[Start Material provided]

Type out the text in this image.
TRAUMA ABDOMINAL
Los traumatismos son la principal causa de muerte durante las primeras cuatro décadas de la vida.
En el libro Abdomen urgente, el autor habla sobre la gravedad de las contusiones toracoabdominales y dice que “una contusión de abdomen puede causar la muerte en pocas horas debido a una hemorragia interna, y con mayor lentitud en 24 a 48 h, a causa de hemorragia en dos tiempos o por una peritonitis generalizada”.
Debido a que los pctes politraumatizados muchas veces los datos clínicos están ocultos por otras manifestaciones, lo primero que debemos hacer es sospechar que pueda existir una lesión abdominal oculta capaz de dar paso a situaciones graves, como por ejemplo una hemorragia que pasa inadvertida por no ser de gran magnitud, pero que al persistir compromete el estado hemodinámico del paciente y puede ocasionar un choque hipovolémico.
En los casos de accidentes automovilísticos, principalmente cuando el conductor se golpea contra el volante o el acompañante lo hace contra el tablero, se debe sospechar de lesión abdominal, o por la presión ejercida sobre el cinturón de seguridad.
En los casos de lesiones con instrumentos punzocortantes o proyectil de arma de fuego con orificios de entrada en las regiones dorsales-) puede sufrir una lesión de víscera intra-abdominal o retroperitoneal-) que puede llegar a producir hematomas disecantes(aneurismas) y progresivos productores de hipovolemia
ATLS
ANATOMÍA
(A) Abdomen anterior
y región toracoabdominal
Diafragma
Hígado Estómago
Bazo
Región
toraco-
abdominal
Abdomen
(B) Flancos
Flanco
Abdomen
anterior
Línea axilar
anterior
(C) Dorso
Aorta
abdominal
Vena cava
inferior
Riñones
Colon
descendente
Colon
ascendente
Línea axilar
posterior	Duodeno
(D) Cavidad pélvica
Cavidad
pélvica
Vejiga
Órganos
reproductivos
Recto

[End Material provided]

Reproduce the data in full, exactly as presented.

Type out the text in this image.
TRAUMA ABDOMINAL
Los traumatismos son la principal causa de muerte durante las primeras cuatro décadas de la vida.
En el libro Abdomen urgente, el autor habla sobre la gravedad de las contusiones toracoabdominales y dice que “una contusión de abdomen puede causar la muerte en pocas horas debido a una hemorragia interna, y con mayor lentitud en 24 a 48 h, a causa de hemorragia en dos tiempos o por una peritonitis generalizada”.
Debido a que los pctes politraumatizados muchas veces los datos clínicos están ocultos por otras manifestaciones, lo primero que debemos hacer es sospechar que pueda existir una lesión abdominal oculta capaz de dar paso a situaciones graves, como por ejemplo una hemorragia que pasa inadvertida por no ser de gran magnitud, pero que al persistir compromete el estado hemodinámico del paciente y puede ocasionar un choque hipovolémico.
En los casos de accidentes automovilísticos, principalmente cuando el conductor se golpea contra el volante o el acompañante lo hace contra el tablero, se debe sospechar de lesión abdominal, o por la presión ejercida sobre el cinturón de seguridad.
En los casos de lesiones con instrumentos punzocortantes o proyectil de arma de fuego con orificios de entrada en las regiones dorsales-) puede sufrir una lesión de víscera intra-abdominal o retroperitoneal-) que puede llegar a producir hematomas disecantes(aneurismas) y progresivos productores de hipovolemia
ATLS
ANATOMÍA
(A) Abdomen anterior
y región toracoabdominal
Diafragma
Hígado Estómago
Bazo
Región
toraco-
abdominal
Abdomen
(B) Flancos
Flanco
Abdomen
anterior
Línea axilar
anterior
(C) Dorso
Aorta
abdominal
Vena cava
inferior
Riñones
Colon
descendente
Colon
ascendente
Línea axilar
posterior	Duodeno
(D) Cavidad pélvica
Cavidad
pélvica
Vejiga
Órganos
reproductivos
Recto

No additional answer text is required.